DATASET RECORDS
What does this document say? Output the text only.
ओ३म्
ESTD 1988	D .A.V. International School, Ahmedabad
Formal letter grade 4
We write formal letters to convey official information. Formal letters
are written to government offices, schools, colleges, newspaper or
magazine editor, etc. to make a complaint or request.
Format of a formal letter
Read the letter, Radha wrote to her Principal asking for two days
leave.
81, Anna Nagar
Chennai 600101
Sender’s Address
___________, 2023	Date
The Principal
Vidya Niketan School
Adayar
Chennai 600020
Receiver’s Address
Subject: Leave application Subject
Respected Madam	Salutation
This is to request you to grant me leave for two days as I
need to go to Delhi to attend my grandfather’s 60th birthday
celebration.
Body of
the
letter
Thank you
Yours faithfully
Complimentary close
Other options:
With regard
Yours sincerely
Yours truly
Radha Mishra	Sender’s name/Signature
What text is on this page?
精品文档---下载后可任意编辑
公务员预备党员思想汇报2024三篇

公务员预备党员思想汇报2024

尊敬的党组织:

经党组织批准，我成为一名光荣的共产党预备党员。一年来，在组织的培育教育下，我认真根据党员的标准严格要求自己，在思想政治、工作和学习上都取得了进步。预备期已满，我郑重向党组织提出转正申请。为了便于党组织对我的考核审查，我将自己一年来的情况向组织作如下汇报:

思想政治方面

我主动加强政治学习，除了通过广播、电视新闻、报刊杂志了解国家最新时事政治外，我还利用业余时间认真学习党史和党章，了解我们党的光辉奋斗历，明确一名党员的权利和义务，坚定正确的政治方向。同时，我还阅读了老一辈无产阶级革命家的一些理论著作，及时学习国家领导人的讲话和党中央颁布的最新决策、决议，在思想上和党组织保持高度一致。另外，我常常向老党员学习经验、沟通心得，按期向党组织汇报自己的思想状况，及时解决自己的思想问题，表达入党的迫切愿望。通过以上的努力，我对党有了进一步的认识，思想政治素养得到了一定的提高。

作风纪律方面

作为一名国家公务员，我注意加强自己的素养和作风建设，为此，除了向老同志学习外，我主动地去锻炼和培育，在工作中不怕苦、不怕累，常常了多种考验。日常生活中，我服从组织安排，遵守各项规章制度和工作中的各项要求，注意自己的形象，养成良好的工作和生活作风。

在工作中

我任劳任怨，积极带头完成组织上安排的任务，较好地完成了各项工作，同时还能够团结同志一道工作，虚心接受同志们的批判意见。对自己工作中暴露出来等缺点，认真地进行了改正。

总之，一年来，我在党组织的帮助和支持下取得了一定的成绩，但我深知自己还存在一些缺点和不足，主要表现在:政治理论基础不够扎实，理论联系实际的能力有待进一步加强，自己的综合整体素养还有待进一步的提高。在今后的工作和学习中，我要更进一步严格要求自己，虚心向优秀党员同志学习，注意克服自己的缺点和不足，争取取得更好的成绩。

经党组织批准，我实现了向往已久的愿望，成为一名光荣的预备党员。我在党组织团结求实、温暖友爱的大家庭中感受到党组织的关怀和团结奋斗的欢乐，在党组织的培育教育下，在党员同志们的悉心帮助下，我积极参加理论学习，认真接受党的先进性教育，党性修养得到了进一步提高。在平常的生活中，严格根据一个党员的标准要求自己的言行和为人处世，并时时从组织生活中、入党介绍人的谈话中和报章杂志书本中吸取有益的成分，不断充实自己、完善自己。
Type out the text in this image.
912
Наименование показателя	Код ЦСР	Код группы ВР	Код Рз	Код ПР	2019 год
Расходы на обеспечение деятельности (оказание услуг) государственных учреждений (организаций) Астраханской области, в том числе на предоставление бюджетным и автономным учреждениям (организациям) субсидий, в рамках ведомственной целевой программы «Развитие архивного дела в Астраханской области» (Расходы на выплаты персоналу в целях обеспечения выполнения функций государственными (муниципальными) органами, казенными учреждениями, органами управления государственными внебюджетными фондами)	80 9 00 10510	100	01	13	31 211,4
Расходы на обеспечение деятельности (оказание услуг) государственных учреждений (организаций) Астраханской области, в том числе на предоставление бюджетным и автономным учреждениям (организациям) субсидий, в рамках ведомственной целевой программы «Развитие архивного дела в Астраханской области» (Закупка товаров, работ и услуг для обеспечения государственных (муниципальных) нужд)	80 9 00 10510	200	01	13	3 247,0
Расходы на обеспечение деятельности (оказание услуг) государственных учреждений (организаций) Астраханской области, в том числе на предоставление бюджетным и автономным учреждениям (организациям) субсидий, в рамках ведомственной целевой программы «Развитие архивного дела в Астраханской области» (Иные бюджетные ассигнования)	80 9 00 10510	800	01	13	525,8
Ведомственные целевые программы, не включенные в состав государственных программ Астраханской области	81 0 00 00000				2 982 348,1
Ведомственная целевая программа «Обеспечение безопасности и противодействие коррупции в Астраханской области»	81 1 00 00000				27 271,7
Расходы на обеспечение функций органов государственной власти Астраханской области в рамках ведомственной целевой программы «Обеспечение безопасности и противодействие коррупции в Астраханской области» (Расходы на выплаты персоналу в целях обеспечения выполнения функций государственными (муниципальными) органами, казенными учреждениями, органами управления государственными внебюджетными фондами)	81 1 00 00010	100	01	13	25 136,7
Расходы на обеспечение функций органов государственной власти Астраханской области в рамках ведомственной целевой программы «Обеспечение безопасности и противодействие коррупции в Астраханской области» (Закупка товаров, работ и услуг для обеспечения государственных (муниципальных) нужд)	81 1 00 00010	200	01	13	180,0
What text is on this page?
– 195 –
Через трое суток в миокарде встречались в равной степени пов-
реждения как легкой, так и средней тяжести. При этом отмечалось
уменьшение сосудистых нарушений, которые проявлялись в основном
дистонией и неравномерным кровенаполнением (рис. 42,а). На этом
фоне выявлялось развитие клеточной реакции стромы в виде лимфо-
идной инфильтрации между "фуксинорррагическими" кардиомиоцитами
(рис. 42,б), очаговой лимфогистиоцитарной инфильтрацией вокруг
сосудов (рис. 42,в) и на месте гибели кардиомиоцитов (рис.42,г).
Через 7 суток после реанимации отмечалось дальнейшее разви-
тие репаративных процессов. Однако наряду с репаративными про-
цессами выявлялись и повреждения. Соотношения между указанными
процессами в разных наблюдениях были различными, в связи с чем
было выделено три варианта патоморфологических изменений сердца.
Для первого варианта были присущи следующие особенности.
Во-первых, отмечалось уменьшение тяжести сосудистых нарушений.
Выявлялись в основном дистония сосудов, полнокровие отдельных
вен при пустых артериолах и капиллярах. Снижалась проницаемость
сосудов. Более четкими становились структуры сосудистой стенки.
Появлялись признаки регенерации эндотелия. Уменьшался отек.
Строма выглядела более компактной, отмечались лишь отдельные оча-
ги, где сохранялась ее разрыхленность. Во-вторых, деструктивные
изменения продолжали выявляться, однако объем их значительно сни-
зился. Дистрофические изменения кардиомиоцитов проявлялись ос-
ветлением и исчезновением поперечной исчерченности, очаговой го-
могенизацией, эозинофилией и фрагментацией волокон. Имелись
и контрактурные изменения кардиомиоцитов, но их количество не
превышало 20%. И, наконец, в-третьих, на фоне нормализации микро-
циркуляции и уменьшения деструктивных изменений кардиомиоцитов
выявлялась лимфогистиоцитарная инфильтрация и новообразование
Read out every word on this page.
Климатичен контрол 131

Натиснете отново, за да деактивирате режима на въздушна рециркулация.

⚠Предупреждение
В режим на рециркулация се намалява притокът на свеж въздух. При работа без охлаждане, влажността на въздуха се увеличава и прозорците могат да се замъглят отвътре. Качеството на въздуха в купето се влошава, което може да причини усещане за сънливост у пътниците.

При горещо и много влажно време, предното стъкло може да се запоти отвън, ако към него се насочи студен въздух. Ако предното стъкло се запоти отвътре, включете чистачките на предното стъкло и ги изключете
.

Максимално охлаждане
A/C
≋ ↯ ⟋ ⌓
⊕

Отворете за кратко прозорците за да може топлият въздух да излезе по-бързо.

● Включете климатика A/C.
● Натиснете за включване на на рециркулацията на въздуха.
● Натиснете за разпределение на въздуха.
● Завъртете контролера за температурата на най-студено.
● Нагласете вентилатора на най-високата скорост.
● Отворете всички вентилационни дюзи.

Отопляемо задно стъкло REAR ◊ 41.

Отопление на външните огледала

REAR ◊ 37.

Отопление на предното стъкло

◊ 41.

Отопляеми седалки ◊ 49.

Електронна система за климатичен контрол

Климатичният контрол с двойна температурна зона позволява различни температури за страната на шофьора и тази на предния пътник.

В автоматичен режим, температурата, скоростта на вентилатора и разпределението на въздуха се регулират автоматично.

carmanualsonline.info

REQUIREMENT
Copy out every line in the entries above that holds "были".

SOLUTION FOR THIS EXERCISE
процессами в разных наблюдениях были различными, в связи с чем
Для первого варианта были присущи следующие особенности.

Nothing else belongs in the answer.